## Records provided

****

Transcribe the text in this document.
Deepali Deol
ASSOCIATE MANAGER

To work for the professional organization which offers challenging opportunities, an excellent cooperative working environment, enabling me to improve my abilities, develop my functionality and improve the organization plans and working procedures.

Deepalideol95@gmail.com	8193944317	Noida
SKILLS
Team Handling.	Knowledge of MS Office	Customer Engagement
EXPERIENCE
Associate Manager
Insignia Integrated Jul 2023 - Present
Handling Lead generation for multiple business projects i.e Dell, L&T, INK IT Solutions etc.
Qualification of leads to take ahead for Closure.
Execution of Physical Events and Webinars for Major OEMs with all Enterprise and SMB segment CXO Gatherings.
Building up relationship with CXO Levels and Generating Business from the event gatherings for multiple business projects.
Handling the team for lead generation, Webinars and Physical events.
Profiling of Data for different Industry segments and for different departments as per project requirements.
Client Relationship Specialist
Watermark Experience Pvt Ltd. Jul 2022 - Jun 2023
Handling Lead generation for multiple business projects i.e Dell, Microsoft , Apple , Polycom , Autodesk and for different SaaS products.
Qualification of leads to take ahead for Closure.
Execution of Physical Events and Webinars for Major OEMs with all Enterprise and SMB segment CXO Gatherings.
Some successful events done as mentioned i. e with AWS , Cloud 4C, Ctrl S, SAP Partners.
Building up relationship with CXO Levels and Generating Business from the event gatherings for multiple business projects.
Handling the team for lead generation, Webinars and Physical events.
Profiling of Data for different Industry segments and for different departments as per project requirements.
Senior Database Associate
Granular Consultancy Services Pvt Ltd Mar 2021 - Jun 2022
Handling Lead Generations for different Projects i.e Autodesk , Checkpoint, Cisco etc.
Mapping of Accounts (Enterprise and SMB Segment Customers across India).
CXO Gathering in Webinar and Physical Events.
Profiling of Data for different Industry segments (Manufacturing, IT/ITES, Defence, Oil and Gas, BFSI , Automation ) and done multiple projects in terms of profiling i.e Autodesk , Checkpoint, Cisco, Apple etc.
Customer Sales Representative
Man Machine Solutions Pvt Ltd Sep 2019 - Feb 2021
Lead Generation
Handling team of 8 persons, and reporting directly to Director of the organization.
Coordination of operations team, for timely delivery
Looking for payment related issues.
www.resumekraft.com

****

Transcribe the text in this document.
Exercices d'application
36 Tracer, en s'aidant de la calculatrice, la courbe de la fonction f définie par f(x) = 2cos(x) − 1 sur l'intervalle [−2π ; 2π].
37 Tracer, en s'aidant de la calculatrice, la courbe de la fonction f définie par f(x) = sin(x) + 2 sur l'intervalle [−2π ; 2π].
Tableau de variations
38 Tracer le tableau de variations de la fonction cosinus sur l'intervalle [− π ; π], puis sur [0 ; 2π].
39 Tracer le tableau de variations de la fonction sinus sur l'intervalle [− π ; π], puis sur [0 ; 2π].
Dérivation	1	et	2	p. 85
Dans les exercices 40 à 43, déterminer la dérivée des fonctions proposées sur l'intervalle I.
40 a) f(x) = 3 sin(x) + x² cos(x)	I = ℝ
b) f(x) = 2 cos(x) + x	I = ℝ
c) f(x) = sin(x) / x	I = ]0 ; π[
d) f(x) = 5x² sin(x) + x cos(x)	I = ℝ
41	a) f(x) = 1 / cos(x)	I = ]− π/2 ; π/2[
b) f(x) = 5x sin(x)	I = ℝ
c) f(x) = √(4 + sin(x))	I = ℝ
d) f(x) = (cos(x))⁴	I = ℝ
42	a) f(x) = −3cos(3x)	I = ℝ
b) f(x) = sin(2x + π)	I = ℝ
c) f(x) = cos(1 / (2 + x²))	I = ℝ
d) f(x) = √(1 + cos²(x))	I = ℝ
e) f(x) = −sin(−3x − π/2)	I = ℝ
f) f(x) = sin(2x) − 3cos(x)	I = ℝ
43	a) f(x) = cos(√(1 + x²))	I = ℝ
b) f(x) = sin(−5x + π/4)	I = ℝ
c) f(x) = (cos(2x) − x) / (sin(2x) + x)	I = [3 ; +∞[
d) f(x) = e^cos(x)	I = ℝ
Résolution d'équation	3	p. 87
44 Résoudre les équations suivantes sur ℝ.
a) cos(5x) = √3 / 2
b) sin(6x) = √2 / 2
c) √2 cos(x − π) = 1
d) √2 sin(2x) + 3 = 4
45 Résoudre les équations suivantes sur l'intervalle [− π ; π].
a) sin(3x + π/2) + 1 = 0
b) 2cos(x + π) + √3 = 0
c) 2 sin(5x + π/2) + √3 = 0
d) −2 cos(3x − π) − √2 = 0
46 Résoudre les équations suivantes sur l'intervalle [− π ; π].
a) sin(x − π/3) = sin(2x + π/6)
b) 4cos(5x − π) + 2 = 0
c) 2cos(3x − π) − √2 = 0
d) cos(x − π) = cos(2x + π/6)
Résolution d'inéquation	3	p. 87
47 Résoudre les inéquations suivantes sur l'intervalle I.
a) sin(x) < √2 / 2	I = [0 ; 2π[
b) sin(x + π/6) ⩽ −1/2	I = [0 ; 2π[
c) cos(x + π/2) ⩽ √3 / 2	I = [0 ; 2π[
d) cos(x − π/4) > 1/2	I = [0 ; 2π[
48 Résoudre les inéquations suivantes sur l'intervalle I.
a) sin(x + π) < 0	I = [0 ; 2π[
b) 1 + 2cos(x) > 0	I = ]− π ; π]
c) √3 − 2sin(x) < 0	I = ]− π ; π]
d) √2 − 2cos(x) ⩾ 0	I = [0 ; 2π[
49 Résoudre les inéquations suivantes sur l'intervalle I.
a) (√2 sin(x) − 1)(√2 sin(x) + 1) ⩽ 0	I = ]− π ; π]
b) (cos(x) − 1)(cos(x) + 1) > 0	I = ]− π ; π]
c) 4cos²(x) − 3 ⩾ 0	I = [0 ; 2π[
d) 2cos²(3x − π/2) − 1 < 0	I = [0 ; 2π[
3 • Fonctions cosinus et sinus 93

****

## Problem details
On how many lines does the word "cosinus" appear? Answer with only the number.

## Task solution
2